Problem to work on = Reproduce the full listing that appears beneath this instruction exactly.

(Figure record listings)
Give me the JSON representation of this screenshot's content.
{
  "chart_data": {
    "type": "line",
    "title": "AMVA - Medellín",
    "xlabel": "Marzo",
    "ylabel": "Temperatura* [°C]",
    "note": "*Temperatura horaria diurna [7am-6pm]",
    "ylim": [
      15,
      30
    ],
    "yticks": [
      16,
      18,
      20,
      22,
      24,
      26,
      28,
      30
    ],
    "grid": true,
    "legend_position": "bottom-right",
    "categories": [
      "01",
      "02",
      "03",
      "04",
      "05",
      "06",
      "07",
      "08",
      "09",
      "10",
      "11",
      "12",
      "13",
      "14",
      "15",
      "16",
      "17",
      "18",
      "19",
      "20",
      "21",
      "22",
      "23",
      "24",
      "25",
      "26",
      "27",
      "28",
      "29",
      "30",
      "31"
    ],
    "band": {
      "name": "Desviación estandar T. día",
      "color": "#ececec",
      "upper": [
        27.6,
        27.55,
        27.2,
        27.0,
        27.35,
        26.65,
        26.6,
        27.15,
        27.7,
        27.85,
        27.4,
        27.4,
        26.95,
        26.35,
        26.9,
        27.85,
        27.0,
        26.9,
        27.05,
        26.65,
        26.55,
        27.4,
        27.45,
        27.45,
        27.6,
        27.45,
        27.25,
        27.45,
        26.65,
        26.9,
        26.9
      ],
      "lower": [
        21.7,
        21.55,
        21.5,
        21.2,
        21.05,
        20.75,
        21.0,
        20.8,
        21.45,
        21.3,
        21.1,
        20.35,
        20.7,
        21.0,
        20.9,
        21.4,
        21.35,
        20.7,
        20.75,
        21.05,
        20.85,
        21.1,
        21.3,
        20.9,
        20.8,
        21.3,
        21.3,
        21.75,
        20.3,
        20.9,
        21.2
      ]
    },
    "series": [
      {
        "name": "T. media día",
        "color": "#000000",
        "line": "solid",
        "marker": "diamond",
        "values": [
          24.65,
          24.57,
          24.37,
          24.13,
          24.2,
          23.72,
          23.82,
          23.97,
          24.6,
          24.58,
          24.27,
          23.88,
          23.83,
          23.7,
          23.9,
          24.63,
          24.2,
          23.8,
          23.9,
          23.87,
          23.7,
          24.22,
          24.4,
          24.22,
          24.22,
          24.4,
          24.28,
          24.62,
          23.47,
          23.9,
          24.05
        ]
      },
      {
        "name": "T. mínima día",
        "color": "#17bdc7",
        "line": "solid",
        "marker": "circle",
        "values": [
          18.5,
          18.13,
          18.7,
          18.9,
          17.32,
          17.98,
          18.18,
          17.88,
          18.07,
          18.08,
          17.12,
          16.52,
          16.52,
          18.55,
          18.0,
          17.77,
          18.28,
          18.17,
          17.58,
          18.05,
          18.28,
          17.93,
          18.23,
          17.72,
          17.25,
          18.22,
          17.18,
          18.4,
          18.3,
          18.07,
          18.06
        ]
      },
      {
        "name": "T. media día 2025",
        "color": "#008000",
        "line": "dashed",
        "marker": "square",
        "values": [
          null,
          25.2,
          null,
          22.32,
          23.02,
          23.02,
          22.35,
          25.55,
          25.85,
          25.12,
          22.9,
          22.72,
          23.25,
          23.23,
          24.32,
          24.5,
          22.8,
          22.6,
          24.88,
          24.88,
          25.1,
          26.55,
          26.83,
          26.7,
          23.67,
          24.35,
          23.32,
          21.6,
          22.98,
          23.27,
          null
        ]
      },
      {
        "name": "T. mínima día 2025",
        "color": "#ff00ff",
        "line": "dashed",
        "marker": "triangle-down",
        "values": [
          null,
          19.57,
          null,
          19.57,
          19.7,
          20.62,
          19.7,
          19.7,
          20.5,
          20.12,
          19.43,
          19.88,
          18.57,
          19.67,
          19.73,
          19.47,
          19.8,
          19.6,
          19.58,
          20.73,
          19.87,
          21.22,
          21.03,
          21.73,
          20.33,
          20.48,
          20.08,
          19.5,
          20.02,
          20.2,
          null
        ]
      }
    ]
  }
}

Result for this task =
Give me the JSON representation of this screenshot's content.
{
  "chart_data": {
    "type": "line",
    "title": "AMVA - Medellín",
    "xlabel": "Marzo",
    "ylabel": "Temperatura* [°C]",
    "note": "*Temperatura horaria diurna [7am-6pm]",
    "ylim": [
      15,
      30
    ],
    "yticks": [
      16,
      18,
      20,
      22,
      24,
      26,
      28,
      30
    ],
    "grid": true,
    "legend_position": "bottom-right",
    "categories": [
      "01",
      "02",
      "03",
      "04",
      "05",
      "06",
      "07",
      "08",
      "09",
      "10",
      "11",
      "12",
      "13",
      "14",
      "15",
      "16",
      "17",
      "18",
      "19",
      "20",
      "21",
      "22",
      "23",
      "24",
      "25",
      "26",
      "27",
      "28",
      "29",
      "30",
      "31"
    ],
    "band": {
      "name": "Desviación estandar T. día",
      "color": "#ececec",
      "upper": [
        27.6,
        27.55,
        27.2,
        27.0,
        27.35,
        26.65,
        26.6,
        27.15,
        27.7,
        27.85,
        27.4,
        27.4,
        26.95,
        26.35,
        26.9,
        27.85,
        27.0,
        26.9,
        27.05,
        26.65,
        26.55,
        27.4,
        27.45,
        27.45,
        27.6,
        27.45,
        27.25,
        27.45,
        26.65,
        26.9,
        26.9
      ],
      "lower": [
        21.7,
        21.55,
        21.5,
        21.2,
        21.05,
        20.75,
        21.0,
        20.8,
        21.45,
        21.3,
        21.1,
        20.35,
        20.7,
        21.0,
        20.9,
        21.4,
        21.35,
        20.7,
        20.75,
        21.05,
        20.85,
        21.1,
        21.3,
        20.9,
        20.8,
        21.3,
        21.3,
        21.75,
        20.3,
        20.9,
        21.2
      ]
    },
    "series": [
      {
        "name": "T. media día",
        "color": "#000000",
        "line": "solid",
        "marker": "diamond",
        "values": [
          24.65,
          24.57,
          24.37,
          24.13,
          24.2,
          23.72,
          23.82,
          23.97,
          24.6,
          24.58,
          24.27,
          23.88,
          23.83,
          23.7,
          23.9,
          24.63,
          24.2,
          23.8,
          23.9,
          23.87,
          23.7,
          24.22,
          24.4,
          24.22,
          24.22,
          24.4,
          24.28,
          24.62,
          23.47,
          23.9,
          24.05
        ]
      },
      {
        "name": "T. mínima día",
        "color": "#17bdc7",
        "line": "solid",
        "marker": "circle",
        "values": [
          18.5,
          18.13,
          18.7,
          18.9,
          17.32,
          17.98,
          18.18,
          17.88,
          18.07,
          18.08,
          17.12,
          16.52,
          16.52,
          18.55,
          18.0,
          17.77,
          18.28,
          18.17,
          17.58,
          18.05,
          18.28,
          17.93,
          18.23,
          17.72,
          17.25,
          18.22,
          17.18,
          18.4,
          18.3,
          18.07,
          18.06
        ]
      },
      {
        "name": "T. media día 2025",
        "color": "#008000",
        "line": "dashed",
        "marker": "square",
        "values": [
          null,
          25.2,
          null,
          22.32,
          23.02,
          23.02,
          22.35,
          25.55,
          25.85,
          25.12,
          22.9,
          22.72,
          23.25,
          23.23,
          24.32,
          24.5,
          22.8,
          22.6,
          24.88,
          24.88,
          25.1,
          26.55,
          26.83,
          26.7,
          23.67,
          24.35,
          23.32,
          21.6,
          22.98,
          23.27,
          null
        ]
      },
      {
        "name": "T. mínima día 2025",
        "color": "#ff00ff",
        "line": "dashed",
        "marker": "triangle-down",
        "values": [
          null,
          19.57,
          null,
          19.57,
          19.7,
          20.62,
          19.7,
          19.7,
          20.5,
          20.12,
          19.43,
          19.88,
          18.57,
          19.67,
          19.73,
          19.47,
          19.8,
          19.6,
          19.58,
          20.73,
          19.87,
          21.22,
          21.03,
          21.73,
          20.33,
          20.48,
          20.08,
          19.5,
          20.02,
          20.2,
          null
        ]
      }
    ]
  }
}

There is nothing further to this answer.